[Stored items from a collection]
────────────────────

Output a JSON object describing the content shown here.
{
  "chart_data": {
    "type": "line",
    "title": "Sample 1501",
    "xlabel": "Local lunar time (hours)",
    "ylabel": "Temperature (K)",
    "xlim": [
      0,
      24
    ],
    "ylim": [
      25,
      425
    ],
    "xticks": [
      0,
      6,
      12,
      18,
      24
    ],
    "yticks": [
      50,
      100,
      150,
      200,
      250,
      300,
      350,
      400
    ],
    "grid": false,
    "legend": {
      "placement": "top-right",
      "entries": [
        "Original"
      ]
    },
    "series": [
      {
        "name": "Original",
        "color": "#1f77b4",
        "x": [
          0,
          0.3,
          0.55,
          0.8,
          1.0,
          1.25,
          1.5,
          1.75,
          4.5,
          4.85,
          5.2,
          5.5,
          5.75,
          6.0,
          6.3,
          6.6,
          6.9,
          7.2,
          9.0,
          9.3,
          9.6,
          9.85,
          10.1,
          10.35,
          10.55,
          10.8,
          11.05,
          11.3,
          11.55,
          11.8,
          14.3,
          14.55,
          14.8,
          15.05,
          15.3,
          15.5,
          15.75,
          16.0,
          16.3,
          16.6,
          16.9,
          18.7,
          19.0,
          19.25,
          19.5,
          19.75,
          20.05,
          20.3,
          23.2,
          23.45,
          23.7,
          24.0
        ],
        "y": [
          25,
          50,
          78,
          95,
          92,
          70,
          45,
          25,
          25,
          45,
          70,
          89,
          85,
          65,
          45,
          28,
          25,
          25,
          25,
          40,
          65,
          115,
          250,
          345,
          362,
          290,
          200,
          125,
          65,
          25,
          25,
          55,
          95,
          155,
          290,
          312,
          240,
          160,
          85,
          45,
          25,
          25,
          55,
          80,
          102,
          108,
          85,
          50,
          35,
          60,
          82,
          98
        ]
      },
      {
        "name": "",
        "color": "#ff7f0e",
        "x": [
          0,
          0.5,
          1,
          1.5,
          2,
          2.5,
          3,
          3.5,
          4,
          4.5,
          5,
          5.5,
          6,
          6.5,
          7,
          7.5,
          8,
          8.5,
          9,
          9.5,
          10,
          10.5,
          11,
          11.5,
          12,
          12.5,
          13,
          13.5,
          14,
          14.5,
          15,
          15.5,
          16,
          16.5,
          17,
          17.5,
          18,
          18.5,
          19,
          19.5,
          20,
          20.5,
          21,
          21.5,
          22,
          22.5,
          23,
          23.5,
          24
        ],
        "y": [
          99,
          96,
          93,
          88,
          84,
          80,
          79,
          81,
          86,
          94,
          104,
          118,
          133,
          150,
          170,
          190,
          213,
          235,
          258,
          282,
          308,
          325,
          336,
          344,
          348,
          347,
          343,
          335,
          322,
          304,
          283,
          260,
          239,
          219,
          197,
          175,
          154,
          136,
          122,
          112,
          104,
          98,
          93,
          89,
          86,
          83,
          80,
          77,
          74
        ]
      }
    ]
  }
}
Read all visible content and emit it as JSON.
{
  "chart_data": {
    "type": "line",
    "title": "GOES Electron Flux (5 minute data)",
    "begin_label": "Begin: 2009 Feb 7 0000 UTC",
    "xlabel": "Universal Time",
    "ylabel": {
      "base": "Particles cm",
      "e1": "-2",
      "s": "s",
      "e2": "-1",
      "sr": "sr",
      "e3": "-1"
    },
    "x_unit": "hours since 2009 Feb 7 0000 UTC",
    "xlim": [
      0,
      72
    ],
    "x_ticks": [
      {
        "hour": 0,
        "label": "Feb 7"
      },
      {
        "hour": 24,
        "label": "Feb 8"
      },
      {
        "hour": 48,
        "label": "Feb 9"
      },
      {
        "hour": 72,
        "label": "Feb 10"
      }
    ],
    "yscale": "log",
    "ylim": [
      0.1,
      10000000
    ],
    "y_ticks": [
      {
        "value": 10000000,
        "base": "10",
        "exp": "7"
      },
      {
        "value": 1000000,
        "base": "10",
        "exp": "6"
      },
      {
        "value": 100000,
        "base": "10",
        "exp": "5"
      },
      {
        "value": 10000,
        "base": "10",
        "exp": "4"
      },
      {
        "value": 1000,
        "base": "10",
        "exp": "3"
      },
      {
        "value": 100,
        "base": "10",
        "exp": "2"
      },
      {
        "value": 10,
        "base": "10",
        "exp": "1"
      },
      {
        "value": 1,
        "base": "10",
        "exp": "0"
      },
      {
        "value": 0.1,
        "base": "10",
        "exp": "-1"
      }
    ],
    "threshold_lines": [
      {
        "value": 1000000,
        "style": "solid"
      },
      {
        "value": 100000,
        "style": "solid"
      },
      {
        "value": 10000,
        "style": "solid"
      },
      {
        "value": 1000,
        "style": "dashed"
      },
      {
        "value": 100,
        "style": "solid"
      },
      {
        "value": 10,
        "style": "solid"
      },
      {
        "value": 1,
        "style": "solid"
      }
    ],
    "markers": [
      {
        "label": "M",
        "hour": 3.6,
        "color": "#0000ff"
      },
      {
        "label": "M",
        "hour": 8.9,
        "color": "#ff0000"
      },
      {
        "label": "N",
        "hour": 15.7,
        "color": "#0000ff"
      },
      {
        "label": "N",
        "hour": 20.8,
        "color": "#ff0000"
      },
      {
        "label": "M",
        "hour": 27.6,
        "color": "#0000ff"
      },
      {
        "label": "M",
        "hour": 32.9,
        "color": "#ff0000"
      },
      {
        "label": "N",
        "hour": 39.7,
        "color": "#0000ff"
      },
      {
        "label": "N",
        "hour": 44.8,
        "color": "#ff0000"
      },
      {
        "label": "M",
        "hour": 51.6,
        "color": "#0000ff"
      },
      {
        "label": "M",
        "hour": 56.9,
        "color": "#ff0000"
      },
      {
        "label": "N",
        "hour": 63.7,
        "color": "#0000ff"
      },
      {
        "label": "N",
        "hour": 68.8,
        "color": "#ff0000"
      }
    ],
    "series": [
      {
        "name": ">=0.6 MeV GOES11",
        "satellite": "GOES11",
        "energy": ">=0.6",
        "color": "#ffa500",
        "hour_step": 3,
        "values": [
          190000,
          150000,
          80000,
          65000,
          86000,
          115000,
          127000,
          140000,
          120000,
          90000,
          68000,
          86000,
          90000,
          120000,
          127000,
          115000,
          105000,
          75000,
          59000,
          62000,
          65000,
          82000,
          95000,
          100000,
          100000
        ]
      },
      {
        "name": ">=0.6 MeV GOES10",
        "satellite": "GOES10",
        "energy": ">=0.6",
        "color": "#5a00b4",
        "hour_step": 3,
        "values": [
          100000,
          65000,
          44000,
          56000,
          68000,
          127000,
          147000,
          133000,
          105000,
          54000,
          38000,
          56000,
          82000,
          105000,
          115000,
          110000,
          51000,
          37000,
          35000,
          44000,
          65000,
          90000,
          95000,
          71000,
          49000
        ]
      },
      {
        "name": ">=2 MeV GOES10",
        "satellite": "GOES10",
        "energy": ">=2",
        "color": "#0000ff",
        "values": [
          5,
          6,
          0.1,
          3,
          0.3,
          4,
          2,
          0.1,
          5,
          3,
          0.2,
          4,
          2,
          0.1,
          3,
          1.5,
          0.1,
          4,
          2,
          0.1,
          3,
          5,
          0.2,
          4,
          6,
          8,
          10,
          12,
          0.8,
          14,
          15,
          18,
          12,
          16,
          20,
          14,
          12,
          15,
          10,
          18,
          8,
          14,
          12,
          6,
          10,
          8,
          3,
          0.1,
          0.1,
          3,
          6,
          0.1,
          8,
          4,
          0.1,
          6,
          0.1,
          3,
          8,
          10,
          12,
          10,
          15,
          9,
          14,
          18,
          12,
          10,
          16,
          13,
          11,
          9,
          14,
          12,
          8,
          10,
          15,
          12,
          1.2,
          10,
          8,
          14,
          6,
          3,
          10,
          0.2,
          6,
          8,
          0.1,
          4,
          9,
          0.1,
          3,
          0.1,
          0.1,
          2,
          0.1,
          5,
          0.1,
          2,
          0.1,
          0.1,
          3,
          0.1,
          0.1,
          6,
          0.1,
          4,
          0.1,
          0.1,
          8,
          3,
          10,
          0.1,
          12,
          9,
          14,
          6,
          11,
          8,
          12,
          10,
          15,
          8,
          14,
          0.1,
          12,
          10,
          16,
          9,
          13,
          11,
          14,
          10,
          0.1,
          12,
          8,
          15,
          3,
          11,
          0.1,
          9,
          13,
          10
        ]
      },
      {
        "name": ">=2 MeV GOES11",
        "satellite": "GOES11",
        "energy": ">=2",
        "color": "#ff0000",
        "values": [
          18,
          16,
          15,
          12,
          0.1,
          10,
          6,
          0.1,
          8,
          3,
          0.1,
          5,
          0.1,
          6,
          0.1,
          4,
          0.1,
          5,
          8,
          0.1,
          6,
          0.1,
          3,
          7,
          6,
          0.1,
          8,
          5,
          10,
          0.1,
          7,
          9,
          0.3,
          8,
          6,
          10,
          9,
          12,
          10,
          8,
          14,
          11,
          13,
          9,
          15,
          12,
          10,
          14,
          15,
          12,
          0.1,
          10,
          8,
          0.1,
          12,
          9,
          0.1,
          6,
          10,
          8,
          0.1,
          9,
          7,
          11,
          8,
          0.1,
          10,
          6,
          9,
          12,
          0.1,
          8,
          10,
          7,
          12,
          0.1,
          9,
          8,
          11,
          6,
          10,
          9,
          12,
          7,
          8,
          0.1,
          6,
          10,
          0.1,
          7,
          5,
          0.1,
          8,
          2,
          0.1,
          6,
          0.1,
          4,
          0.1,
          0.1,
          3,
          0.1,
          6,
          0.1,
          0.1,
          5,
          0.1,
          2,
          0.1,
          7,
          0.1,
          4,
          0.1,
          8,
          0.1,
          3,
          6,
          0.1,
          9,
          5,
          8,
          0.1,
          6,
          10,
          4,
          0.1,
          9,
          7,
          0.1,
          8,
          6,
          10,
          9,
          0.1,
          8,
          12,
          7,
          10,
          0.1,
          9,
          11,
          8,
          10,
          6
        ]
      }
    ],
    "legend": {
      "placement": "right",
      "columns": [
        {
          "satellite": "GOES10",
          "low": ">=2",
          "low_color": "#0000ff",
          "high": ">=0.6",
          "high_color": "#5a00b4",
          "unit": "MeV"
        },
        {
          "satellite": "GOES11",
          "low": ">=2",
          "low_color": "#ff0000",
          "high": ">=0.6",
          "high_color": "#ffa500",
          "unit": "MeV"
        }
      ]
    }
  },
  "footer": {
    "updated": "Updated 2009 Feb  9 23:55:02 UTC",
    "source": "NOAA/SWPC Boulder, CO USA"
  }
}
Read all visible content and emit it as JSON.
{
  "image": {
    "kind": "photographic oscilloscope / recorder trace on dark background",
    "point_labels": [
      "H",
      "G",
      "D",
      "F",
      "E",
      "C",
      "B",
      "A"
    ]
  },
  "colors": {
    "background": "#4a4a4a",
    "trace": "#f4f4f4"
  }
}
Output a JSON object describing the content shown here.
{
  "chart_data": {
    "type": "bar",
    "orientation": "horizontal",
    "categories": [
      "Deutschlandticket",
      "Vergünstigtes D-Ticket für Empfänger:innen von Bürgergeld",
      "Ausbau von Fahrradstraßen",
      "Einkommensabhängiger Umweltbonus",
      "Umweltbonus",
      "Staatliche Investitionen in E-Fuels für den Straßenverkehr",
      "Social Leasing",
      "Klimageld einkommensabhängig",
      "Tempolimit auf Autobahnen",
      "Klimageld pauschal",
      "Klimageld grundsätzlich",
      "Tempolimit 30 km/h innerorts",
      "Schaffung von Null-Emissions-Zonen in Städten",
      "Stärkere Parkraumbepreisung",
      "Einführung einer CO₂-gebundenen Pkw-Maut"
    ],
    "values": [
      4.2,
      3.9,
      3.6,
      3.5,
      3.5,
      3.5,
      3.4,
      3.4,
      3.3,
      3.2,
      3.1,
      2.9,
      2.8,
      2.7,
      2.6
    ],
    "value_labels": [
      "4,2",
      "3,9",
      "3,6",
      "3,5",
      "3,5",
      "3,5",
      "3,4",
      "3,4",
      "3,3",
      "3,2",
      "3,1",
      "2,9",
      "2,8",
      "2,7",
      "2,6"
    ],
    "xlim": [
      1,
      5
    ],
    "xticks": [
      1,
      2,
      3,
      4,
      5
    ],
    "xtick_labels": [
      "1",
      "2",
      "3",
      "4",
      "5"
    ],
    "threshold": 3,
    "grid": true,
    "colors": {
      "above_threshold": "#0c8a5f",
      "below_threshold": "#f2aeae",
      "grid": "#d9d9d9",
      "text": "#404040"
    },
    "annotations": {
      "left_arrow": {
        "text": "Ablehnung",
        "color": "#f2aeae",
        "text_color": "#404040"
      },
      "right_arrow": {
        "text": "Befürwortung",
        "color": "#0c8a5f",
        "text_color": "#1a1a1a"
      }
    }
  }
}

────────────────────

* Stated task
Examine the records and pull out every line where the string "background" occurs.

* Finished exercise
    "kind": "photographic oscilloscope / recorder trace on dark background",
    "background": "#4a4a4a",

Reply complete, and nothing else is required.